:: What the exercise asks ::
Here is a listing. Repeat it exactly and in its entirety.

:: Entries supplied ::
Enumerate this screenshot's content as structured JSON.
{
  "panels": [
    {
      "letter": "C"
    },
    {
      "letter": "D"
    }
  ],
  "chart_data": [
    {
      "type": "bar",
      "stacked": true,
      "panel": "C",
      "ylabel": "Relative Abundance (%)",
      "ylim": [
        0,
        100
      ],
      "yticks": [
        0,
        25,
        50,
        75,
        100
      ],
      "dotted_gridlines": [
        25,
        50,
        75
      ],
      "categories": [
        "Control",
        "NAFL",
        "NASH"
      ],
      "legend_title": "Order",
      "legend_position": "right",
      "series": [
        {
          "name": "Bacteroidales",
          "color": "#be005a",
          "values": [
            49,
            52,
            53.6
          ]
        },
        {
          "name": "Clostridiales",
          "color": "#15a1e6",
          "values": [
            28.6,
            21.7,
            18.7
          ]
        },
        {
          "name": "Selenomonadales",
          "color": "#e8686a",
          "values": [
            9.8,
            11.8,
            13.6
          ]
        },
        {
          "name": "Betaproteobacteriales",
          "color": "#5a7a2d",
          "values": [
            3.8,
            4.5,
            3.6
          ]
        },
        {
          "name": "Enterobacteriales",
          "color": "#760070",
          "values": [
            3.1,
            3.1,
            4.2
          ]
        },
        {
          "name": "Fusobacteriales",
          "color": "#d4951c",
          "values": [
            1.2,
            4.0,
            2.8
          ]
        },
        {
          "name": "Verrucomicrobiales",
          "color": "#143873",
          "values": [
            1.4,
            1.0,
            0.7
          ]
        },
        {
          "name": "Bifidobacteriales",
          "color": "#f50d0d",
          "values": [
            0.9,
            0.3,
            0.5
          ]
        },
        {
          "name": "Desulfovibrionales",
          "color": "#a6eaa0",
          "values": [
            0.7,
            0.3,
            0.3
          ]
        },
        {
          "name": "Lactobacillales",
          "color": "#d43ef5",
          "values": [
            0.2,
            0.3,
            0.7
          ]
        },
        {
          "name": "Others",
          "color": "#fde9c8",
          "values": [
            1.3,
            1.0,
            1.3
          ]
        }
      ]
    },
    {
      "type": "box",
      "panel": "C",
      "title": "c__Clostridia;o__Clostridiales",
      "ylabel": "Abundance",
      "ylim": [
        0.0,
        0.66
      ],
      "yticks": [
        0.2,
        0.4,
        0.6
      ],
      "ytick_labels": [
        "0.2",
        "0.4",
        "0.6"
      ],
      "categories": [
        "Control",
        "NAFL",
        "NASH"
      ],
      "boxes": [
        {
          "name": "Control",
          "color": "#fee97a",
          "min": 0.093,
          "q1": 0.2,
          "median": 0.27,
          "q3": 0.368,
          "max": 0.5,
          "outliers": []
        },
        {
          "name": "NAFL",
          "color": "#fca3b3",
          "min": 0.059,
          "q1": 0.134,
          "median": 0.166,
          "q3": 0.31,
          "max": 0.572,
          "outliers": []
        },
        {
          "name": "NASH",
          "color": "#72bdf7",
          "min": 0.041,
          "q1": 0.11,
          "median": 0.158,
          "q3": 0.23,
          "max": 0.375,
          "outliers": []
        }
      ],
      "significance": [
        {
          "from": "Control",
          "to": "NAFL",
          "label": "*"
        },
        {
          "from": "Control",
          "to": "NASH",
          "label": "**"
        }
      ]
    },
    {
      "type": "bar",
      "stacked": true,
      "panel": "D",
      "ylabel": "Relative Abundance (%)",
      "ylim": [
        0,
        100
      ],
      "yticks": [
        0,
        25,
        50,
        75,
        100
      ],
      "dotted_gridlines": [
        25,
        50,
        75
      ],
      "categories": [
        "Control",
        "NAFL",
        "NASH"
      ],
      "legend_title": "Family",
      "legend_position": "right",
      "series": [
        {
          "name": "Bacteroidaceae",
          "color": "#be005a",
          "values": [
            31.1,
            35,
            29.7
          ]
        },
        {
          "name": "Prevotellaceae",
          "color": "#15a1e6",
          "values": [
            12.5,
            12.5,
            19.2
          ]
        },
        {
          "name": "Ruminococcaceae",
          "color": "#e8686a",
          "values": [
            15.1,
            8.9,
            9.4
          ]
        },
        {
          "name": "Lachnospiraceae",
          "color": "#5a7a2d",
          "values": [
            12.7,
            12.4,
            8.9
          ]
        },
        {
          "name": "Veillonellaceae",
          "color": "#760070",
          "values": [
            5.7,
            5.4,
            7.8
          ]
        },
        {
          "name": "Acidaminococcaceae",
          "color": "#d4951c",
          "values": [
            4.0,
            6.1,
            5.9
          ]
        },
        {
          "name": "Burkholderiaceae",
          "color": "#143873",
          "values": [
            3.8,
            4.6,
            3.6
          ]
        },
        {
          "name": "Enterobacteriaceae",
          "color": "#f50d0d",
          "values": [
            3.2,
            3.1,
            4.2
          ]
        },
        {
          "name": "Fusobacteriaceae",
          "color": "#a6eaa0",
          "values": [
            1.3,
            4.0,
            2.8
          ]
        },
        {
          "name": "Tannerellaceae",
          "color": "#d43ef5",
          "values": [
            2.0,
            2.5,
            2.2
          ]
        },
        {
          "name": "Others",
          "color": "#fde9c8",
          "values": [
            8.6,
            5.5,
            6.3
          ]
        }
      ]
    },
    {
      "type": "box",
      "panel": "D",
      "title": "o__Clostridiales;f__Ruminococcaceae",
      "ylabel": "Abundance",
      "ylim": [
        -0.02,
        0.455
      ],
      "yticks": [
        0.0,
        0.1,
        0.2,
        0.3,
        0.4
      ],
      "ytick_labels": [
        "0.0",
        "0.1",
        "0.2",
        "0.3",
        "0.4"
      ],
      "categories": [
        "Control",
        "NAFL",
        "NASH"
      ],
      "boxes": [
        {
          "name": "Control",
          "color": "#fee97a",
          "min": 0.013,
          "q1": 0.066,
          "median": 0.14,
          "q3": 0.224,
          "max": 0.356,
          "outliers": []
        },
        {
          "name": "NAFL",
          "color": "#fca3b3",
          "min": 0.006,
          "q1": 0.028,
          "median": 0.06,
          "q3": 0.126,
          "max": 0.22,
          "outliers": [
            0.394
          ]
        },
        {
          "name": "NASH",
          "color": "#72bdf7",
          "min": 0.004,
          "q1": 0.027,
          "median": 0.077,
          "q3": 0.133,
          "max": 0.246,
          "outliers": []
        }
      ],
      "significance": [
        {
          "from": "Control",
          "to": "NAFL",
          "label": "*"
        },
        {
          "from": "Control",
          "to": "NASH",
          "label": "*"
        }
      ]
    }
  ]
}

:: Result of this task ::
Enumerate this screenshot's content as structured JSON.
{
  "panels": [
    {
      "letter": "C"
    },
    {
      "letter": "D"
    }
  ],
  "chart_data": [
    {
      "type": "bar",
      "stacked": true,
      "panel": "C",
      "ylabel": "Relative Abundance (%)",
      "ylim": [
        0,
        100
      ],
      "yticks": [
        0,
        25,
        50,
        75,
        100
      ],
      "dotted_gridlines": [
        25,
        50,
        75
      ],
      "categories": [
        "Control",
        "NAFL",
        "NASH"
      ],
      "legend_title": "Order",
      "legend_position": "right",
      "series": [
        {
          "name": "Bacteroidales",
          "color": "#be005a",
          "values": [
            49,
            52,
            53.6
          ]
        },
        {
          "name": "Clostridiales",
          "color": "#15a1e6",
          "values": [
            28.6,
            21.7,
            18.7
          ]
        },
        {
          "name": "Selenomonadales",
          "color": "#e8686a",
          "values": [
            9.8,
            11.8,
            13.6
          ]
        },
        {
          "name": "Betaproteobacteriales",
          "color": "#5a7a2d",
          "values": [
            3.8,
            4.5,
            3.6
          ]
        },
        {
          "name": "Enterobacteriales",
          "color": "#760070",
          "values": [
            3.1,
            3.1,
            4.2
          ]
        },
        {
          "name": "Fusobacteriales",
          "color": "#d4951c",
          "values": [
            1.2,
            4.0,
            2.8
          ]
        },
        {
          "name": "Verrucomicrobiales",
          "color": "#143873",
          "values": [
            1.4,
            1.0,
            0.7
          ]
        },
        {
          "name": "Bifidobacteriales",
          "color": "#f50d0d",
          "values": [
            0.9,
            0.3,
            0.5
          ]
        },
        {
          "name": "Desulfovibrionales",
          "color": "#a6eaa0",
          "values": [
            0.7,
            0.3,
            0.3
          ]
        },
        {
          "name": "Lactobacillales",
          "color": "#d43ef5",
          "values": [
            0.2,
            0.3,
            0.7
          ]
        },
        {
          "name": "Others",
          "color": "#fde9c8",
          "values": [
            1.3,
            1.0,
            1.3
          ]
        }
      ]
    },
    {
      "type": "box",
      "panel": "C",
      "title": "c__Clostridia;o__Clostridiales",
      "ylabel": "Abundance",
      "ylim": [
        0.0,
        0.66
      ],
      "yticks": [
        0.2,
        0.4,
        0.6
      ],
      "ytick_labels": [
        "0.2",
        "0.4",
        "0.6"
      ],
      "categories": [
        "Control",
        "NAFL",
        "NASH"
      ],
      "boxes": [
        {
          "name": "Control",
          "color": "#fee97a",
          "min": 0.093,
          "q1": 0.2,
          "median": 0.27,
          "q3": 0.368,
          "max": 0.5,
          "outliers": []
        },
        {
          "name": "NAFL",
          "color": "#fca3b3",
          "min": 0.059,
          "q1": 0.134,
          "median": 0.166,
          "q3": 0.31,
          "max": 0.572,
          "outliers": []
        },
        {
          "name": "NASH",
          "color": "#72bdf7",
          "min": 0.041,
          "q1": 0.11,
          "median": 0.158,
          "q3": 0.23,
          "max": 0.375,
          "outliers": []
        }
      ],
      "significance": [
        {
          "from": "Control",
          "to": "NAFL",
          "label": "*"
        },
        {
          "from": "Control",
          "to": "NASH",
          "label": "**"
        }
      ]
    },
    {
      "type": "bar",
      "stacked": true,
      "panel": "D",
      "ylabel": "Relative Abundance (%)",
      "ylim": [
        0,
        100
      ],
      "yticks": [
        0,
        25,
        50,
        75,
        100
      ],
      "dotted_gridlines": [
        25,
        50,
        75
      ],
      "categories": [
        "Control",
        "NAFL",
        "NASH"
      ],
      "legend_title": "Family",
      "legend_position": "right",
      "series": [
        {
          "name": "Bacteroidaceae",
          "color": "#be005a",
          "values": [
            31.1,
            35,
            29.7
          ]
        },
        {
          "name": "Prevotellaceae",
          "color": "#15a1e6",
          "values": [
            12.5,
            12.5,
            19.2
          ]
        },
        {
          "name": "Ruminococcaceae",
          "color": "#e8686a",
          "values": [
            15.1,
            8.9,
            9.4
          ]
        },
        {
          "name": "Lachnospiraceae",
          "color": "#5a7a2d",
          "values": [
            12.7,
            12.4,
            8.9
          ]
        },
        {
          "name": "Veillonellaceae",
          "color": "#760070",
          "values": [
            5.7,
            5.4,
            7.8
          ]
        },
        {
          "name": "Acidaminococcaceae",
          "color": "#d4951c",
          "values": [
            4.0,
            6.1,
            5.9
          ]
        },
        {
          "name": "Burkholderiaceae",
          "color": "#143873",
          "values": [
            3.8,
            4.6,
            3.6
          ]
        },
        {
          "name": "Enterobacteriaceae",
          "color": "#f50d0d",
          "values": [
            3.2,
            3.1,
            4.2
          ]
        },
        {
          "name": "Fusobacteriaceae",
          "color": "#a6eaa0",
          "values": [
            1.3,
            4.0,
            2.8
          ]
        },
        {
          "name": "Tannerellaceae",
          "color": "#d43ef5",
          "values": [
            2.0,
            2.5,
            2.2
          ]
        },
        {
          "name": "Others",
          "color": "#fde9c8",
          "values": [
            8.6,
            5.5,
            6.3
          ]
        }
      ]
    },
    {
      "type": "box",
      "panel": "D",
      "title": "o__Clostridiales;f__Ruminococcaceae",
      "ylabel": "Abundance",
      "ylim": [
        -0.02,
        0.455
      ],
      "yticks": [
        0.0,
        0.1,
        0.2,
        0.3,
        0.4
      ],
      "ytick_labels": [
        "0.0",
        "0.1",
        "0.2",
        "0.3",
        "0.4"
      ],
      "categories": [
        "Control",
        "NAFL",
        "NASH"
      ],
      "boxes": [
        {
          "name": "Control",
          "color": "#fee97a",
          "min": 0.013,
          "q1": 0.066,
          "median": 0.14,
          "q3": 0.224,
          "max": 0.356,
          "outliers": []
        },
        {
          "name": "NAFL",
          "color": "#fca3b3",
          "min": 0.006,
          "q1": 0.028,
          "median": 0.06,
          "q3": 0.126,
          "max": 0.22,
          "outliers": [
            0.394
          ]
        },
        {
          "name": "NASH",
          "color": "#72bdf7",
          "min": 0.004,
          "q1": 0.027,
          "median": 0.077,
          "q3": 0.133,
          "max": 0.246,
          "outliers": []
        }
      ],
      "significance": [
        {
          "from": "Control",
          "to": "NAFL",
          "label": "*"
        },
        {
          "from": "Control",
          "to": "NASH",
          "label": "*"
        }
      ]
    }
  ]
}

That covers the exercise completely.